**Work to be completed:**
Locate all lines with the word "Correspondence". Copy them.

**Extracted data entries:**
++++++++

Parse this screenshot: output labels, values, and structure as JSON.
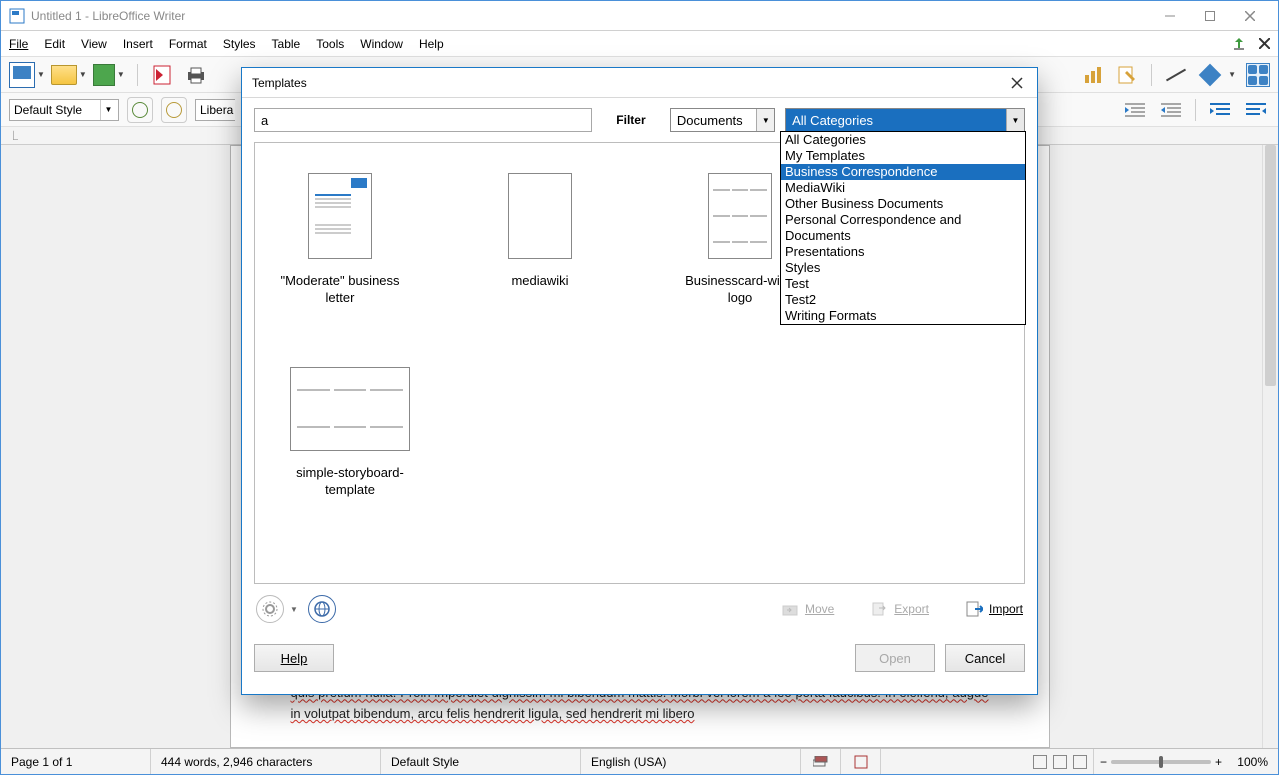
{
  "window": {
    "title": "Untitled 1 - LibreOffice Writer"
  },
  "menubar": {
    "file": "File",
    "edit": "Edit",
    "view": "View",
    "insert": "Insert",
    "format": "Format",
    "styles": "Styles",
    "table": "Table",
    "tools": "Tools",
    "window": "Window",
    "help": "Help"
  },
  "toolbar2": {
    "paragraph_style": "Default Style",
    "font_name_partial": "Libera"
  },
  "document": {
    "paragraph": "quis pretium nulla. Proin imperdiet dignissim mi bibendum mattis. Morbi vel lorem a leo porta faucibus. In eleifend, augue in volutpat bibendum, arcu felis hendrerit ligula, sed hendrerit mi libero"
  },
  "statusbar": {
    "page": "Page 1 of 1",
    "words": "444 words, 2,946 characters",
    "style": "Default Style",
    "language": "English (USA)",
    "zoom": "100%"
  },
  "dialog": {
    "title": "Templates",
    "search_value": "a",
    "filter_label": "Filter",
    "filter_type": "Documents",
    "filter_category": "All Categories",
    "category_options": [
      "All Categories",
      "My Templates",
      "Business Correspondence",
      "MediaWiki",
      "Other Business Documents",
      "Personal Correspondence and Documents",
      "Presentations",
      "Styles",
      "Test",
      "Test2",
      "Writing Formats"
    ],
    "category_highlight_index": 2,
    "templates": [
      {
        "label": "\"Moderate\" business letter"
      },
      {
        "label": "mediawiki"
      },
      {
        "label": "Businesscard-with-logo"
      },
      {
        "label": "simple-storyboard-template"
      }
    ],
    "actions": {
      "move": "Move",
      "export": "Export",
      "import": "Import"
    },
    "buttons": {
      "help": "Help",
      "open": "Open",
      "cancel": "Cancel"
    }
  }
}
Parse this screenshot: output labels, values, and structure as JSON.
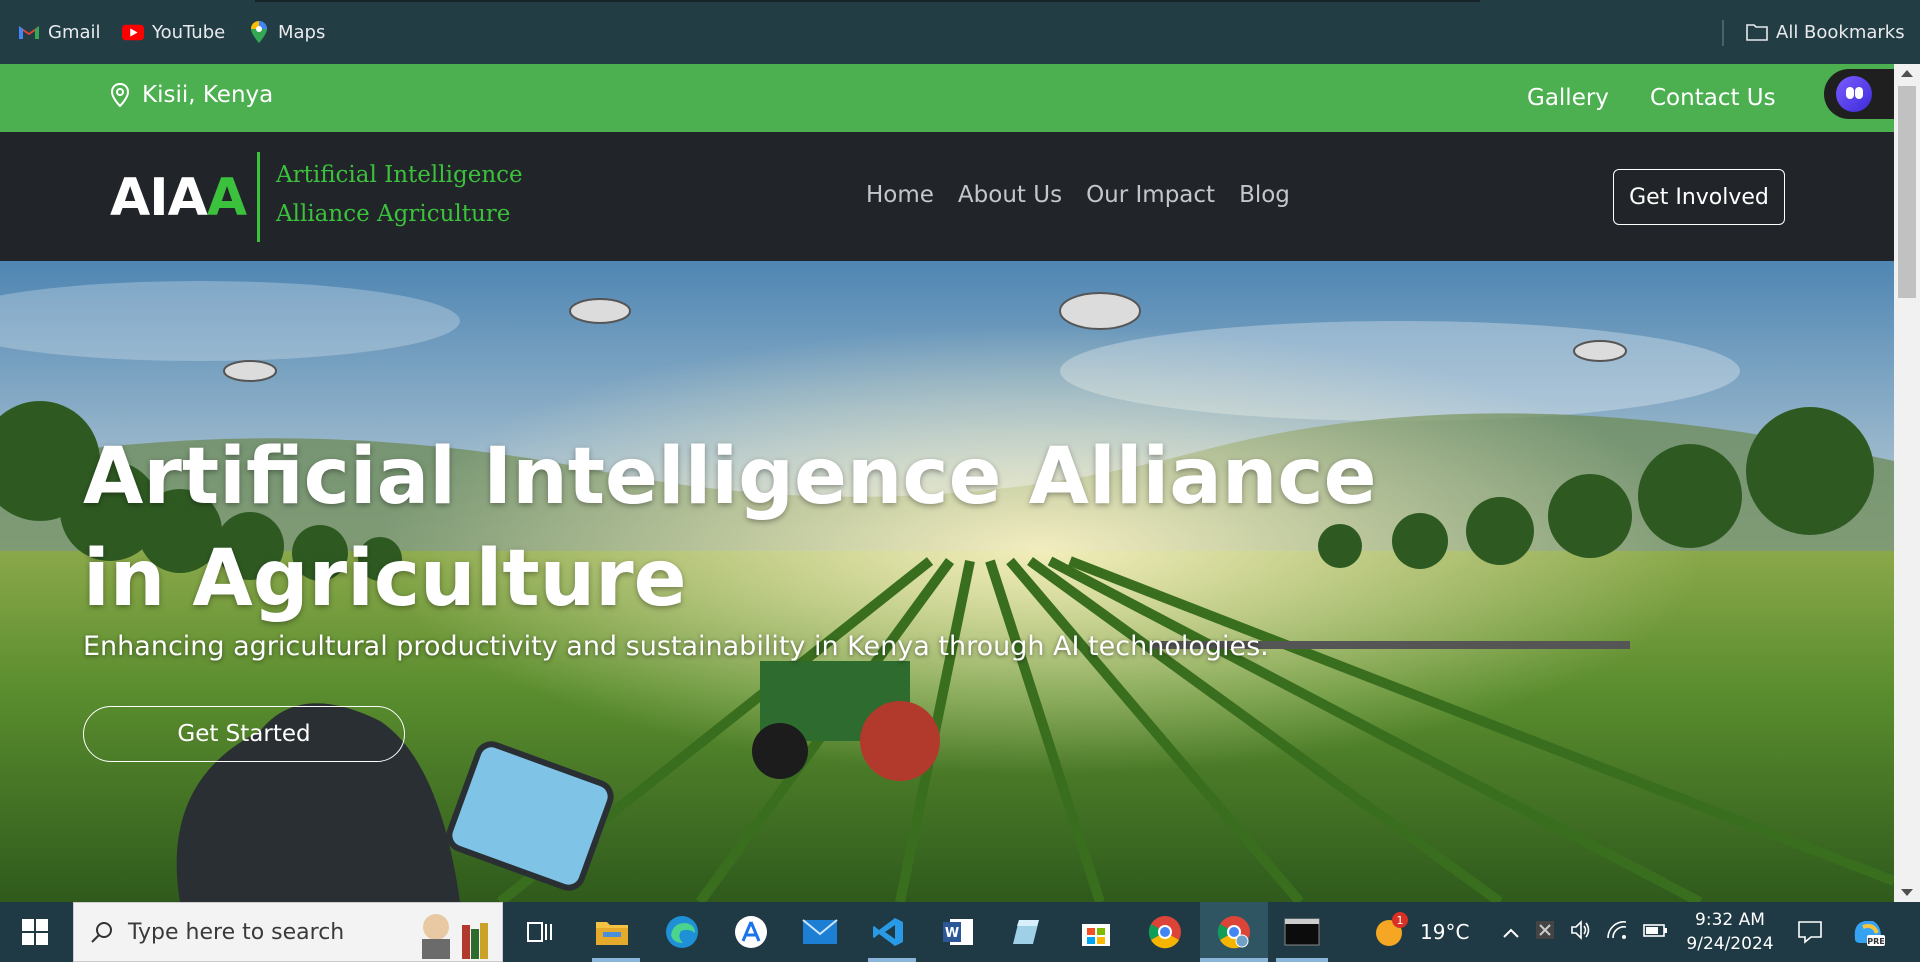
{
  "bookmarks": {
    "items": [
      {
        "label": "Gmail",
        "icon": "gmail-icon"
      },
      {
        "label": "YouTube",
        "icon": "youtube-icon"
      },
      {
        "label": "Maps",
        "icon": "maps-icon"
      }
    ],
    "all_bookmarks": "All Bookmarks"
  },
  "topbar": {
    "location": "Kisii, Kenya",
    "links": [
      "Gallery",
      "Contact Us"
    ]
  },
  "brand": {
    "logo_main": "AIA",
    "logo_accent": "A",
    "tagline_line1": "Artificial Intelligence",
    "tagline_line2": "Alliance Agriculture",
    "accent_color": "#3cc13c"
  },
  "nav": {
    "items": [
      "Home",
      "About Us",
      "Our Impact",
      "Blog"
    ],
    "cta": "Get Involved"
  },
  "hero": {
    "title": "Artificial Intelligence Alliance in Agriculture",
    "subtitle": "Enhancing agricultural productivity and sustainability in Kenya through AI technologies.",
    "button": "Get Started"
  },
  "taskbar": {
    "search_placeholder": "Type here to search",
    "weather_temp": "19°C",
    "weather_badge": "1",
    "time": "9:32 AM",
    "date": "9/24/2024"
  }
}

++++++++

**Result for this exercise:**
      "Business Correspondence",
      "Personal Correspondence and Documents",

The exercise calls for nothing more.